** Saved entries **
## Start

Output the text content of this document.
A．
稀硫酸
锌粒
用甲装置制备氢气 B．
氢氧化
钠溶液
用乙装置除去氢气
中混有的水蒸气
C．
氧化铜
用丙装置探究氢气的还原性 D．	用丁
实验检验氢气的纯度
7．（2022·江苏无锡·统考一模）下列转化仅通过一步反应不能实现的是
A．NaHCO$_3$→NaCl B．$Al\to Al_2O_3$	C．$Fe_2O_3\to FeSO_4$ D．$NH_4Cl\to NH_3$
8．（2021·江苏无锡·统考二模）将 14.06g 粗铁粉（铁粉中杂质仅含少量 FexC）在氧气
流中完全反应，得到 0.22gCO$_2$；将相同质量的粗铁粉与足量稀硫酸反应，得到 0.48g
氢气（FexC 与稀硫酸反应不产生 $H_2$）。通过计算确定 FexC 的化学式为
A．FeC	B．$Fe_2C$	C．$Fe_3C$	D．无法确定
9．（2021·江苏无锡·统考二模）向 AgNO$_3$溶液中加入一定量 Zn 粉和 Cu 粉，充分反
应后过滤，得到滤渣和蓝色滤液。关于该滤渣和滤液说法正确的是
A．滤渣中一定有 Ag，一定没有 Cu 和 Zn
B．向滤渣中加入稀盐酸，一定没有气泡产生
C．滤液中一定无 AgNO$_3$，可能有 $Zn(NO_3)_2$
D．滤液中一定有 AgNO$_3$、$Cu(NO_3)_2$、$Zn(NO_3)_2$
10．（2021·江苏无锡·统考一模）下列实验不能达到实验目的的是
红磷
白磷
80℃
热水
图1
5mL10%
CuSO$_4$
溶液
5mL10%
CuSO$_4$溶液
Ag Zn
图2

## End
## Start

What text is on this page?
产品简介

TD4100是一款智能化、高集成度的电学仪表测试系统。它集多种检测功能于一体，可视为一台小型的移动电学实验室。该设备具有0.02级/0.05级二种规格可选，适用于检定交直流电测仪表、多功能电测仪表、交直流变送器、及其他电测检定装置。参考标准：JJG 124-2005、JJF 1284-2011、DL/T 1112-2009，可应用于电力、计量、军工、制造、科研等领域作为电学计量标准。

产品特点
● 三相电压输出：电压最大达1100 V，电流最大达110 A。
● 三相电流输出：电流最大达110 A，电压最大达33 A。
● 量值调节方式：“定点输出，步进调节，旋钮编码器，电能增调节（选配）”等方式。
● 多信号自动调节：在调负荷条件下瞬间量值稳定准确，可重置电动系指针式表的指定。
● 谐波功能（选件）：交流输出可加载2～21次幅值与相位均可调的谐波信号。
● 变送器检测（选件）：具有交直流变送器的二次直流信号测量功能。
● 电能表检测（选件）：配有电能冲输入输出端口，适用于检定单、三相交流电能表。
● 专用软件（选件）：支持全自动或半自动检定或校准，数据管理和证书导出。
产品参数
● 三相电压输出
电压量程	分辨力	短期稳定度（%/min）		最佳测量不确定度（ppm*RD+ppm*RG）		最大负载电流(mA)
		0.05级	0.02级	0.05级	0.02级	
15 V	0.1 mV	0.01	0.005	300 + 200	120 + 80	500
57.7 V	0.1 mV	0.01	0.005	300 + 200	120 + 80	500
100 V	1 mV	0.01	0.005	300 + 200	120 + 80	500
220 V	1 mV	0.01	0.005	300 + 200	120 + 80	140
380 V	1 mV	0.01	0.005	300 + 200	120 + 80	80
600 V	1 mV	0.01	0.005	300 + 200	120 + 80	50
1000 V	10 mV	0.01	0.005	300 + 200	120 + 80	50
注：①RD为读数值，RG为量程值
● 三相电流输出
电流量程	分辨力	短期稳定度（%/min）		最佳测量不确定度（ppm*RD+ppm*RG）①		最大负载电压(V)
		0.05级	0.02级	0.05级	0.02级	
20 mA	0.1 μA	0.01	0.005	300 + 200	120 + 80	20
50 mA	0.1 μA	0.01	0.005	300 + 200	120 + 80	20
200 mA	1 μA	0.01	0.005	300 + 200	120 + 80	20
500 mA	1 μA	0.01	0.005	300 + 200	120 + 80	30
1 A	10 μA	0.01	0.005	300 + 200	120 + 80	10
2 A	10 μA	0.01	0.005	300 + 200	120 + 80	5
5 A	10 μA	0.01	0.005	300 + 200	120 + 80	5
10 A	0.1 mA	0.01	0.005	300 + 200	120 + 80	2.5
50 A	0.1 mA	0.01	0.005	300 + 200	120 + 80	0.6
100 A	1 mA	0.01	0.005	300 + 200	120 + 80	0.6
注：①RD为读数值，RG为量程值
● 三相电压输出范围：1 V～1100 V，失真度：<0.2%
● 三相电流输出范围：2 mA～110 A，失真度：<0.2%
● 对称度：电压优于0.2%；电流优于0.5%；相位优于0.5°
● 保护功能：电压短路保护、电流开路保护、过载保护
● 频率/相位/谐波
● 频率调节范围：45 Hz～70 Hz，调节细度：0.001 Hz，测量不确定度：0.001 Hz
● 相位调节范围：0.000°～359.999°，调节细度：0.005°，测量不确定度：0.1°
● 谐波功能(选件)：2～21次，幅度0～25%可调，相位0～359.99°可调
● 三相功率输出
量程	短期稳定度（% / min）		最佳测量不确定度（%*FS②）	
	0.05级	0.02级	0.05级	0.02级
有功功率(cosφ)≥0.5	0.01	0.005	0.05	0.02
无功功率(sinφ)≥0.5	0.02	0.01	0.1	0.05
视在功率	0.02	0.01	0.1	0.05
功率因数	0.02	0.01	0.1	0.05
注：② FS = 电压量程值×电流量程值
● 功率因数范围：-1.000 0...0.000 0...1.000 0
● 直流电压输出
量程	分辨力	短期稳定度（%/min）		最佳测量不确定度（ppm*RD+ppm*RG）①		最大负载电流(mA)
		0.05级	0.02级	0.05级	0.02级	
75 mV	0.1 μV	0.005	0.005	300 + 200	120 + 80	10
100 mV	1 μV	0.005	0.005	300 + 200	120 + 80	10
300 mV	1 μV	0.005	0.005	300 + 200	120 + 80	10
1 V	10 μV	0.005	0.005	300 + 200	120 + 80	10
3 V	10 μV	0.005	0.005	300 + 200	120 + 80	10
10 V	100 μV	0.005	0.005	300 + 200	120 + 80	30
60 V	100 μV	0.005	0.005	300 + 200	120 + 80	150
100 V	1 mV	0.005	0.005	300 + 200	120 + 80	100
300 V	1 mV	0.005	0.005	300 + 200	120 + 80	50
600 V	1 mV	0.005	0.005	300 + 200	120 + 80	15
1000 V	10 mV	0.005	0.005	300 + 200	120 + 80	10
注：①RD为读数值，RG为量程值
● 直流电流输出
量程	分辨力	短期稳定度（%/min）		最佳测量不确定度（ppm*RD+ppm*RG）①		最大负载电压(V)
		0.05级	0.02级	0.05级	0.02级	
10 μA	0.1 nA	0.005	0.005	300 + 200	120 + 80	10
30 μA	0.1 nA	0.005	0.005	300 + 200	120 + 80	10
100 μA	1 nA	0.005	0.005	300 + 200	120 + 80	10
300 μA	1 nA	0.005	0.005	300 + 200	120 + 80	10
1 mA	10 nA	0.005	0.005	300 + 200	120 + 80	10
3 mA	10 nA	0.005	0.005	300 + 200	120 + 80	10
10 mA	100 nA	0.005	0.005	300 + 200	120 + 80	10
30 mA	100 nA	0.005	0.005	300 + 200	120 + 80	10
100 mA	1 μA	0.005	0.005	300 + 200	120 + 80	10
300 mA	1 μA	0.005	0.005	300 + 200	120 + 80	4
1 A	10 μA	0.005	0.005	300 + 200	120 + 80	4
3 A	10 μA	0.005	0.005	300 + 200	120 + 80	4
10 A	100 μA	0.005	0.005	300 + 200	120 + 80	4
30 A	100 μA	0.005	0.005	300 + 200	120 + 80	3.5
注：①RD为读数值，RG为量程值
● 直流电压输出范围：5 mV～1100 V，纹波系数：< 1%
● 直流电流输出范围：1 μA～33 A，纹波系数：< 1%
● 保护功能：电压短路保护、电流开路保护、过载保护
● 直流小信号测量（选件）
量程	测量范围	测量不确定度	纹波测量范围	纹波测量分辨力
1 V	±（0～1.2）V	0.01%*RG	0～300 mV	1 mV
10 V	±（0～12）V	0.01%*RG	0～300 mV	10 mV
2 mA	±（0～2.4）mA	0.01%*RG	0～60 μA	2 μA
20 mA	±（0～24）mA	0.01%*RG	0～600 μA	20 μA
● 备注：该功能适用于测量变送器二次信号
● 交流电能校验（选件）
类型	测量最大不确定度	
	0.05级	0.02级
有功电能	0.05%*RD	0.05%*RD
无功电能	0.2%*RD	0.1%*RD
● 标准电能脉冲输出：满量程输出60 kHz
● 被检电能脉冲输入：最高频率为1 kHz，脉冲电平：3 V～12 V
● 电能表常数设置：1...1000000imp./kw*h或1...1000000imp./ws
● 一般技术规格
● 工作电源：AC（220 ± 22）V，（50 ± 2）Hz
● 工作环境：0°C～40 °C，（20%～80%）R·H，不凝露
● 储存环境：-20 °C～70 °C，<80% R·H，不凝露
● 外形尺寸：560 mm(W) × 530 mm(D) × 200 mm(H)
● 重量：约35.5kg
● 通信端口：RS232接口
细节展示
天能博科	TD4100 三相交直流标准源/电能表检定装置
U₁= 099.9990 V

## End

** Exercise **
Look through the material above and pick out each line holding the word "统考二模".

** Completed exercise **
8．（2021·江苏无锡·统考二模）将 14.06g 粗铁粉（铁粉中杂质仅含少量 FexC）在氧气
9．（2021·江苏无锡·统考二模）向 AgNO$_3$溶液中加入一定量 Zn 粉和 Cu 粉，充分反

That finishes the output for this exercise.